WRITTEN REQUEST:
From the listing below, pull out the lines that hold "have".

━━━━━━

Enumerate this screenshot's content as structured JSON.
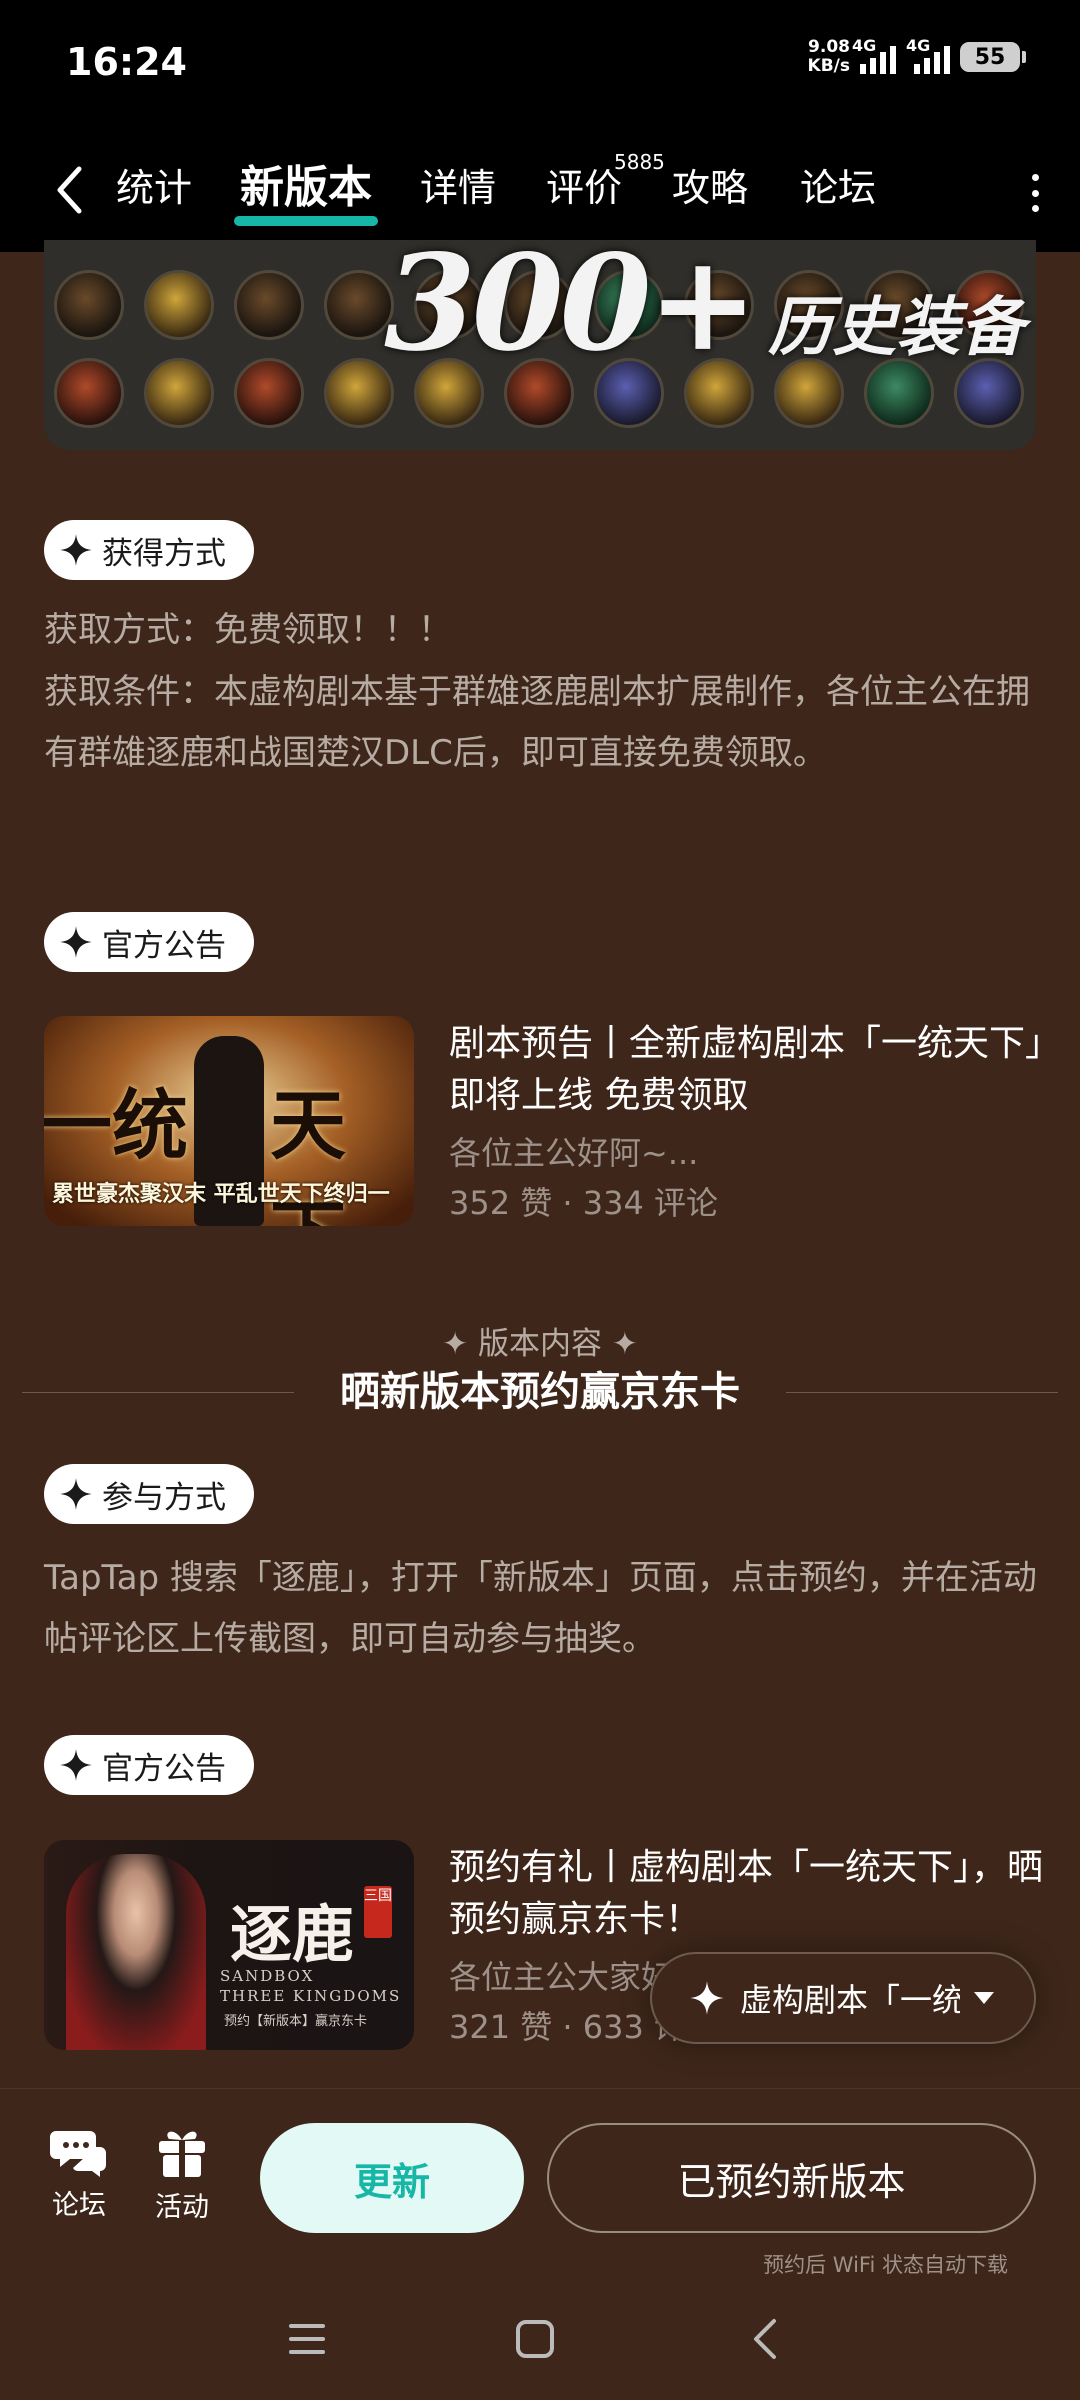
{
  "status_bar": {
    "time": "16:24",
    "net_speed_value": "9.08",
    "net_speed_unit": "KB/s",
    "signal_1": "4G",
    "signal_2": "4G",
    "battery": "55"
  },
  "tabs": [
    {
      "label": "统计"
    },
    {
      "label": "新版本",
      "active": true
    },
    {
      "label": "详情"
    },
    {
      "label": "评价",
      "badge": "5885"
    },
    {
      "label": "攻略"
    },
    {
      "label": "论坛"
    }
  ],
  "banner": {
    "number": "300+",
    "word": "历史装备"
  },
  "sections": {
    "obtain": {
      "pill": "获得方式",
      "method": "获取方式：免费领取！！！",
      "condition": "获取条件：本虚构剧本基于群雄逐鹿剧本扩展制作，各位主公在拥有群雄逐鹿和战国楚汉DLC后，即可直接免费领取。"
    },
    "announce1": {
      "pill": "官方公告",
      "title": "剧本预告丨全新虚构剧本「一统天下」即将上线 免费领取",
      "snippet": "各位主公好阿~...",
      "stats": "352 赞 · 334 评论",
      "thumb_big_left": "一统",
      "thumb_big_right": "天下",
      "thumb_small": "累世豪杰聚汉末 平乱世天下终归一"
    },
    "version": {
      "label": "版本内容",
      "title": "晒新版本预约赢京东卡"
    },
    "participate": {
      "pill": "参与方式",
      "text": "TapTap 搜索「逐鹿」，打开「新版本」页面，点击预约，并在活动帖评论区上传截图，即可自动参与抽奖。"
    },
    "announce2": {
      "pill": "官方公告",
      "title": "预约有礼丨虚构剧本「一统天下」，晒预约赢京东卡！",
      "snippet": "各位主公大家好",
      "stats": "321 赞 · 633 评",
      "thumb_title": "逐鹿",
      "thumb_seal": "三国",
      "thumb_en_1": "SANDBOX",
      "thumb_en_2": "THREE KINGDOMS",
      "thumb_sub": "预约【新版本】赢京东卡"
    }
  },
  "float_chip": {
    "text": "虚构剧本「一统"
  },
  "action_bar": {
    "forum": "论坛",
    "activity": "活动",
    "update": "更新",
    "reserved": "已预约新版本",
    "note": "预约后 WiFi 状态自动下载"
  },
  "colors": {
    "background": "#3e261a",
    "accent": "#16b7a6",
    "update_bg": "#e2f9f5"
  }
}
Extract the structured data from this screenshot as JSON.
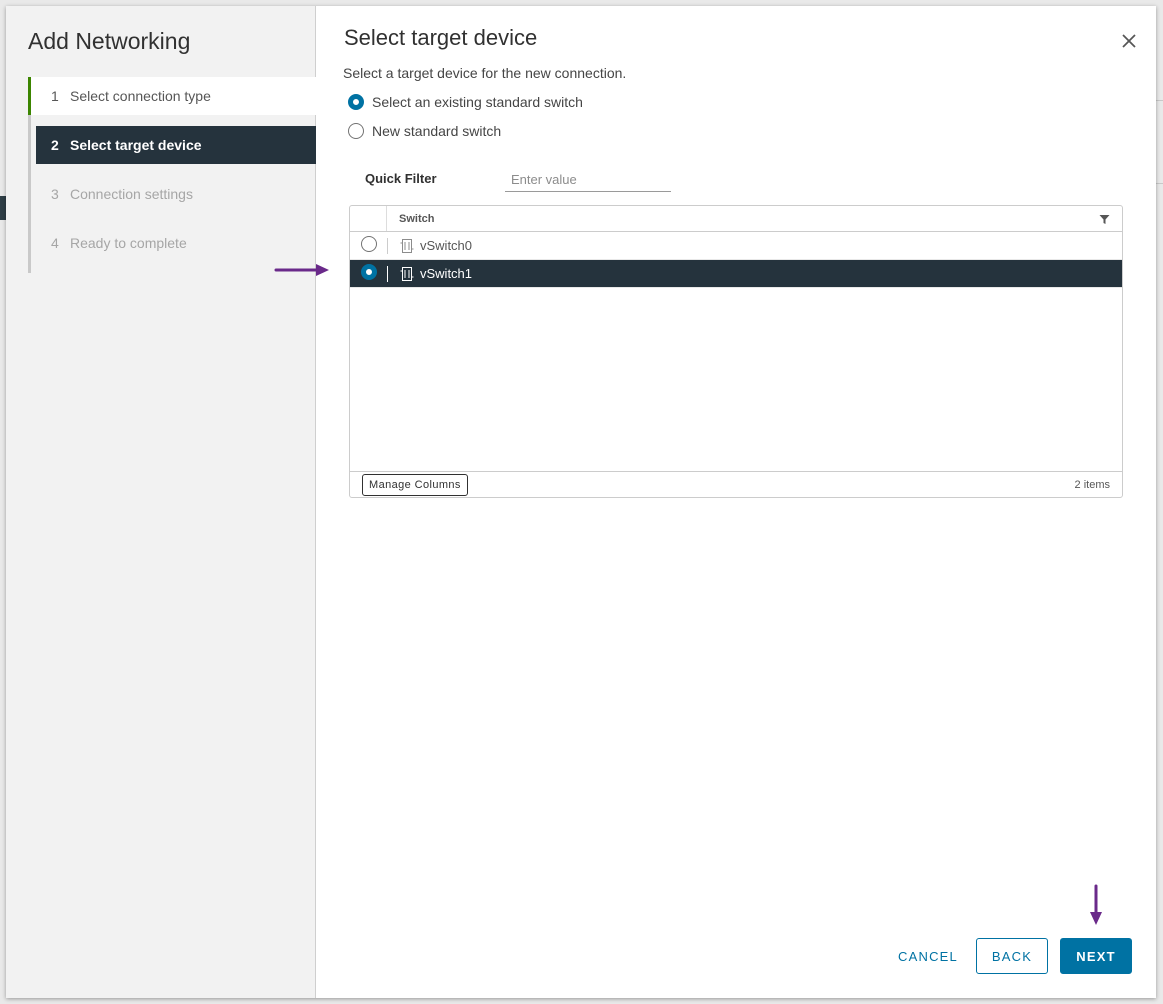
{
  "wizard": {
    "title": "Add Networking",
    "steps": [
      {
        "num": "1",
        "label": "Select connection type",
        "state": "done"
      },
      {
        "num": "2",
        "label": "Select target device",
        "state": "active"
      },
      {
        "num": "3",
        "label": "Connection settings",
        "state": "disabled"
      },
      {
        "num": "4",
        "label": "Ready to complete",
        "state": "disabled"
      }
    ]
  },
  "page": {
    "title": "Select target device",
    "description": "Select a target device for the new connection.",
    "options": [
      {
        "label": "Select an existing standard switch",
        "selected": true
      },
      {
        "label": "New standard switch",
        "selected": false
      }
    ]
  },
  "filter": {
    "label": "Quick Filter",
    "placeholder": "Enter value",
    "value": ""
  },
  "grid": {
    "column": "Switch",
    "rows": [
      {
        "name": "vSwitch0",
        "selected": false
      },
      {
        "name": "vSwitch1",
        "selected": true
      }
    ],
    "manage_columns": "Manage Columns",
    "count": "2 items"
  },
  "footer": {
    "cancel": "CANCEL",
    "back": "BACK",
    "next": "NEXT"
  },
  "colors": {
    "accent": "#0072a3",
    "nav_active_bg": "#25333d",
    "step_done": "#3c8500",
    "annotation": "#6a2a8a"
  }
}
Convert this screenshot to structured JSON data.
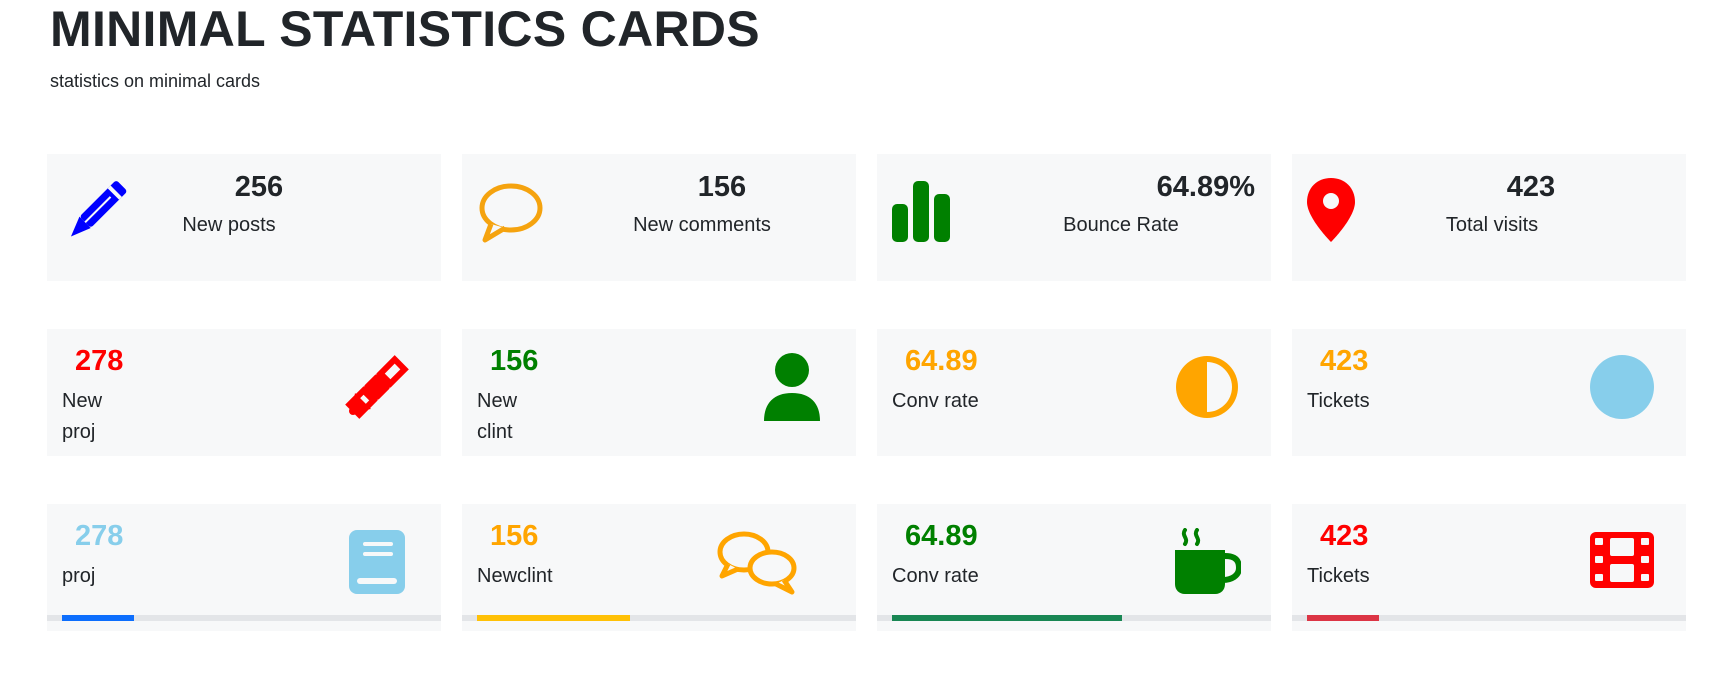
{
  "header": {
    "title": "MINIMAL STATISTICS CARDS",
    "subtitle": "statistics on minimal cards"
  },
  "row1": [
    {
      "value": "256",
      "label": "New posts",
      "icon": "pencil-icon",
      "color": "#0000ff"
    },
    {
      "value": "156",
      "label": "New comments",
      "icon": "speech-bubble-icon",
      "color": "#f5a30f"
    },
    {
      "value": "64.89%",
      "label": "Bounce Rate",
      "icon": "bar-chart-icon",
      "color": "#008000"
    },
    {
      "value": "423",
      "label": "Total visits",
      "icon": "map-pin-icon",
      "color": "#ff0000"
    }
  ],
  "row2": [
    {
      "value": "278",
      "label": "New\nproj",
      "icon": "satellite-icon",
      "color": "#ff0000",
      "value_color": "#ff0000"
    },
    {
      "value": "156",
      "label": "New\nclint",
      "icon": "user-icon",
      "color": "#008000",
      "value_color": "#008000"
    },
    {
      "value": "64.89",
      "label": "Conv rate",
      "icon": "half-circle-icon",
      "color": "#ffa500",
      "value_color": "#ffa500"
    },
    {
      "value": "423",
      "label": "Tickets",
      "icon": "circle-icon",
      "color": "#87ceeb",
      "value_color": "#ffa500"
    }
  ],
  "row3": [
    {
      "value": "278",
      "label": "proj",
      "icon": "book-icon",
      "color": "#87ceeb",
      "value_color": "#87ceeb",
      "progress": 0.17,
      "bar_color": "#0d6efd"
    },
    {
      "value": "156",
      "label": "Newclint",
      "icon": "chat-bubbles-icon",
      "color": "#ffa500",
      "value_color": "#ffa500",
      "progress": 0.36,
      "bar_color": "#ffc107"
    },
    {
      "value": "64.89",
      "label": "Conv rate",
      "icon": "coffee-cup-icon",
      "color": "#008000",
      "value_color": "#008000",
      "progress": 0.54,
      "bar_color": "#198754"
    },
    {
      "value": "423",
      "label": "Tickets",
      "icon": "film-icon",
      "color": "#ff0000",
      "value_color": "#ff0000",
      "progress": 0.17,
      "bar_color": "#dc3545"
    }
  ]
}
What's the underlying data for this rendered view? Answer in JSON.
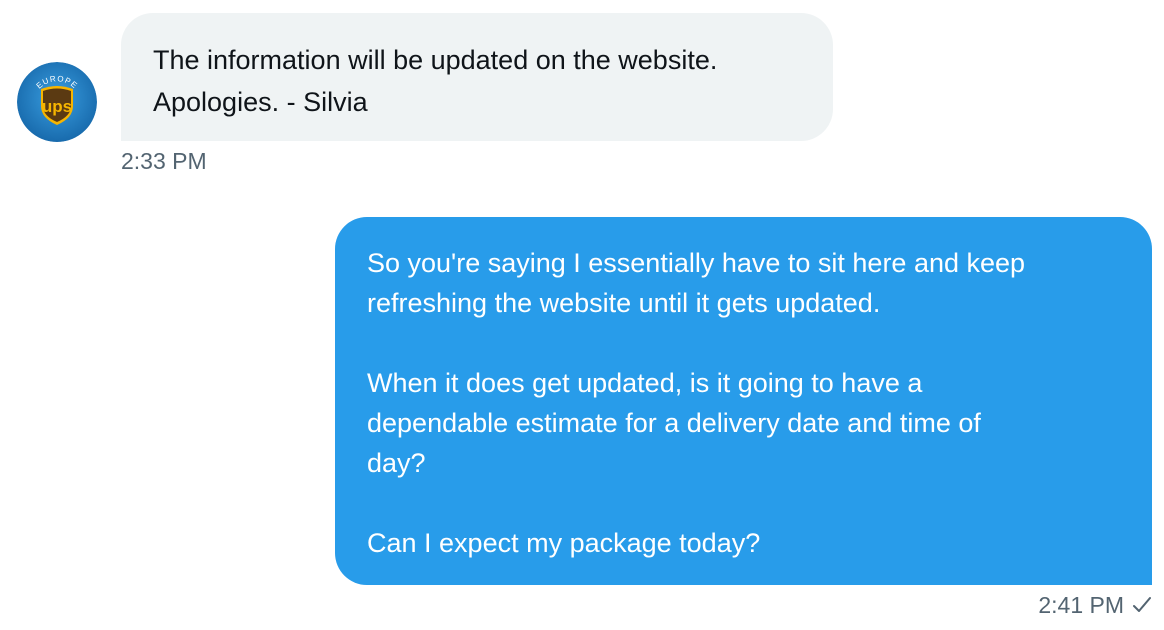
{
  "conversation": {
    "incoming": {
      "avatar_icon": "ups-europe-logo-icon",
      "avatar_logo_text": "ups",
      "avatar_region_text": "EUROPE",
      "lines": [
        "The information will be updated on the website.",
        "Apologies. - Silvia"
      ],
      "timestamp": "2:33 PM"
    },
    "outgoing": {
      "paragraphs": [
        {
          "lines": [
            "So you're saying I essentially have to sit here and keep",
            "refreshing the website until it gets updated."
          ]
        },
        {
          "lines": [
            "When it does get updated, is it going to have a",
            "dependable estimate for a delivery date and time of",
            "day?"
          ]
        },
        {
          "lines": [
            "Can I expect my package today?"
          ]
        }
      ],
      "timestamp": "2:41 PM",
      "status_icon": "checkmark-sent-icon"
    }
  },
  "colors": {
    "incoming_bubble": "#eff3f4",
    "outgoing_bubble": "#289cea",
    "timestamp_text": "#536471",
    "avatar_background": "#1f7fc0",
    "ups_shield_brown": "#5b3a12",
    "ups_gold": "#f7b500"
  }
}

━━━━━━

REPLY TO THE EXERCISE:
            "So you're saying I essentially have to sit here and keep",
            "When it does get updated, is it going to have a",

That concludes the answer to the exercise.